== Raw data ==

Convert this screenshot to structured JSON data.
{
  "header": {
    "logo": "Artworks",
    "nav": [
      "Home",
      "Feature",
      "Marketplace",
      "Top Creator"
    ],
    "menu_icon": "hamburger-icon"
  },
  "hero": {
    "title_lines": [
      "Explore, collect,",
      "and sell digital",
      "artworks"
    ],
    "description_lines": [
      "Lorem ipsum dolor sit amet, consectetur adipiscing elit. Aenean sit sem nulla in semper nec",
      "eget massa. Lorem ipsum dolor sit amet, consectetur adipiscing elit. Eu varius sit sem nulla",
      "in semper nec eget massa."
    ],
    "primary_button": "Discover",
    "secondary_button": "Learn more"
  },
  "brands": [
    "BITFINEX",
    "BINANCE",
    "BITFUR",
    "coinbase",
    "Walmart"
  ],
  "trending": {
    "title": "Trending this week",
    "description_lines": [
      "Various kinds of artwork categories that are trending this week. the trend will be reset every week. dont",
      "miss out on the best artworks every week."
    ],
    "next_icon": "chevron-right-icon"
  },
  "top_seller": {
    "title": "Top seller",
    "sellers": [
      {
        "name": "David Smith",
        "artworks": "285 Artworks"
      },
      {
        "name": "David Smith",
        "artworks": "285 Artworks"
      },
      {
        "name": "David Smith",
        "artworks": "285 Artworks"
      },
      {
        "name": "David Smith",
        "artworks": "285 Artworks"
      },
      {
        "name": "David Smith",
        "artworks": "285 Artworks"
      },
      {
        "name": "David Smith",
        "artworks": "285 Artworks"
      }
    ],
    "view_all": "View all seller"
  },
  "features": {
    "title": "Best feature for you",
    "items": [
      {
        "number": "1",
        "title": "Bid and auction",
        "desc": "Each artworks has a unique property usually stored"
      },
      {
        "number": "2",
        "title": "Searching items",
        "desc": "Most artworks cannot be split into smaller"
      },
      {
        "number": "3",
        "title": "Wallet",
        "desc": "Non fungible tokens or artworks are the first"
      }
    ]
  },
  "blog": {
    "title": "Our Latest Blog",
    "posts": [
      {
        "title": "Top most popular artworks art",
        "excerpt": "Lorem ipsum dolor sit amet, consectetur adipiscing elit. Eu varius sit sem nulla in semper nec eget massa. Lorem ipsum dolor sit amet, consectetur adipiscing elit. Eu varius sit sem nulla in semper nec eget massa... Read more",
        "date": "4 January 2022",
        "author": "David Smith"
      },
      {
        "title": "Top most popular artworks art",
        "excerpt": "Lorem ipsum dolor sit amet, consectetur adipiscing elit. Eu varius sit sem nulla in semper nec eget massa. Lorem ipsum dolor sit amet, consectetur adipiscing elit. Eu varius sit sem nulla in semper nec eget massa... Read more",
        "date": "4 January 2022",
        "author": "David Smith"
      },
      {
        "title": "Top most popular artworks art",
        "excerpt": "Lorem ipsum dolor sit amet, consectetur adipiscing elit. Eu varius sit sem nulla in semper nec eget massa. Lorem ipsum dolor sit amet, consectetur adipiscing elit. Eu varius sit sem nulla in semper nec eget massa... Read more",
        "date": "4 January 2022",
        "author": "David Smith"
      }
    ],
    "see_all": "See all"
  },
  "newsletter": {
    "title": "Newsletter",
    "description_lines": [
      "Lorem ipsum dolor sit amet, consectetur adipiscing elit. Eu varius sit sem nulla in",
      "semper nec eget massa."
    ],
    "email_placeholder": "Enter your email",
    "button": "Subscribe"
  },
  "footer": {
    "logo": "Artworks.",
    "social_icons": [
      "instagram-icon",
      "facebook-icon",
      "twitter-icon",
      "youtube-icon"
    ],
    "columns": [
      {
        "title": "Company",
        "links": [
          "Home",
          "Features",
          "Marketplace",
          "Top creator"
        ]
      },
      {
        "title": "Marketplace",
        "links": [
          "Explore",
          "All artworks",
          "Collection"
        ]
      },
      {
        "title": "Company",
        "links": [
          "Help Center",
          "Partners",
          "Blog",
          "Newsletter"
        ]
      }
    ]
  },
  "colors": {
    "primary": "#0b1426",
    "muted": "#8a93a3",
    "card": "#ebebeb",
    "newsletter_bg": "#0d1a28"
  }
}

===

** Exercise **
Write the listing out again, exactly as it reads.

** Exercise result **
Convert this screenshot to structured JSON data.
{
  "header": {
    "logo": "Artworks",
    "nav": [
      "Home",
      "Feature",
      "Marketplace",
      "Top Creator"
    ],
    "menu_icon": "hamburger-icon"
  },
  "hero": {
    "title_lines": [
      "Explore, collect,",
      "and sell digital",
      "artworks"
    ],
    "description_lines": [
      "Lorem ipsum dolor sit amet, consectetur adipiscing elit. Aenean sit sem nulla in semper nec",
      "eget massa. Lorem ipsum dolor sit amet, consectetur adipiscing elit. Eu varius sit sem nulla",
      "in semper nec eget massa."
    ],
    "primary_button": "Discover",
    "secondary_button": "Learn more"
  },
  "brands": [
    "BITFINEX",
    "BINANCE",
    "BITFUR",
    "coinbase",
    "Walmart"
  ],
  "trending": {
    "title": "Trending this week",
    "description_lines": [
      "Various kinds of artwork categories that are trending this week. the trend will be reset every week. dont",
      "miss out on the best artworks every week."
    ],
    "next_icon": "chevron-right-icon"
  },
  "top_seller": {
    "title": "Top seller",
    "sellers": [
      {
        "name": "David Smith",
        "artworks": "285 Artworks"
      },
      {
        "name": "David Smith",
        "artworks": "285 Artworks"
      },
      {
        "name": "David Smith",
        "artworks": "285 Artworks"
      },
      {
        "name": "David Smith",
        "artworks": "285 Artworks"
      },
      {
        "name": "David Smith",
        "artworks": "285 Artworks"
      },
      {
        "name": "David Smith",
        "artworks": "285 Artworks"
      }
    ],
    "view_all": "View all seller"
  },
  "features": {
    "title": "Best feature for you",
    "items": [
      {
        "number": "1",
        "title": "Bid and auction",
        "desc": "Each artworks has a unique property usually stored"
      },
      {
        "number": "2",
        "title": "Searching items",
        "desc": "Most artworks cannot be split into smaller"
      },
      {
        "number": "3",
        "title": "Wallet",
        "desc": "Non fungible tokens or artworks are the first"
      }
    ]
  },
  "blog": {
    "title": "Our Latest Blog",
    "posts": [
      {
        "title": "Top most popular artworks art",
        "excerpt": "Lorem ipsum dolor sit amet, consectetur adipiscing elit. Eu varius sit sem nulla in semper nec eget massa. Lorem ipsum dolor sit amet, consectetur adipiscing elit. Eu varius sit sem nulla in semper nec eget massa... Read more",
        "date": "4 January 2022",
        "author": "David Smith"
      },
      {
        "title": "Top most popular artworks art",
        "excerpt": "Lorem ipsum dolor sit amet, consectetur adipiscing elit. Eu varius sit sem nulla in semper nec eget massa. Lorem ipsum dolor sit amet, consectetur adipiscing elit. Eu varius sit sem nulla in semper nec eget massa... Read more",
        "date": "4 January 2022",
        "author": "David Smith"
      },
      {
        "title": "Top most popular artworks art",
        "excerpt": "Lorem ipsum dolor sit amet, consectetur adipiscing elit. Eu varius sit sem nulla in semper nec eget massa. Lorem ipsum dolor sit amet, consectetur adipiscing elit. Eu varius sit sem nulla in semper nec eget massa... Read more",
        "date": "4 January 2022",
        "author": "David Smith"
      }
    ],
    "see_all": "See all"
  },
  "newsletter": {
    "title": "Newsletter",
    "description_lines": [
      "Lorem ipsum dolor sit amet, consectetur adipiscing elit. Eu varius sit sem nulla in",
      "semper nec eget massa."
    ],
    "email_placeholder": "Enter your email",
    "button": "Subscribe"
  },
  "footer": {
    "logo": "Artworks.",
    "social_icons": [
      "instagram-icon",
      "facebook-icon",
      "twitter-icon",
      "youtube-icon"
    ],
    "columns": [
      {
        "title": "Company",
        "links": [
          "Home",
          "Features",
          "Marketplace",
          "Top creator"
        ]
      },
      {
        "title": "Marketplace",
        "links": [
          "Explore",
          "All artworks",
          "Collection"
        ]
      },
      {
        "title": "Company",
        "links": [
          "Help Center",
          "Partners",
          "Blog",
          "Newsletter"
        ]
      }
    ]
  },
  "colors": {
    "primary": "#0b1426",
    "muted": "#8a93a3",
    "card": "#ebebeb",
    "newsletter_bg": "#0d1a28"
  }
}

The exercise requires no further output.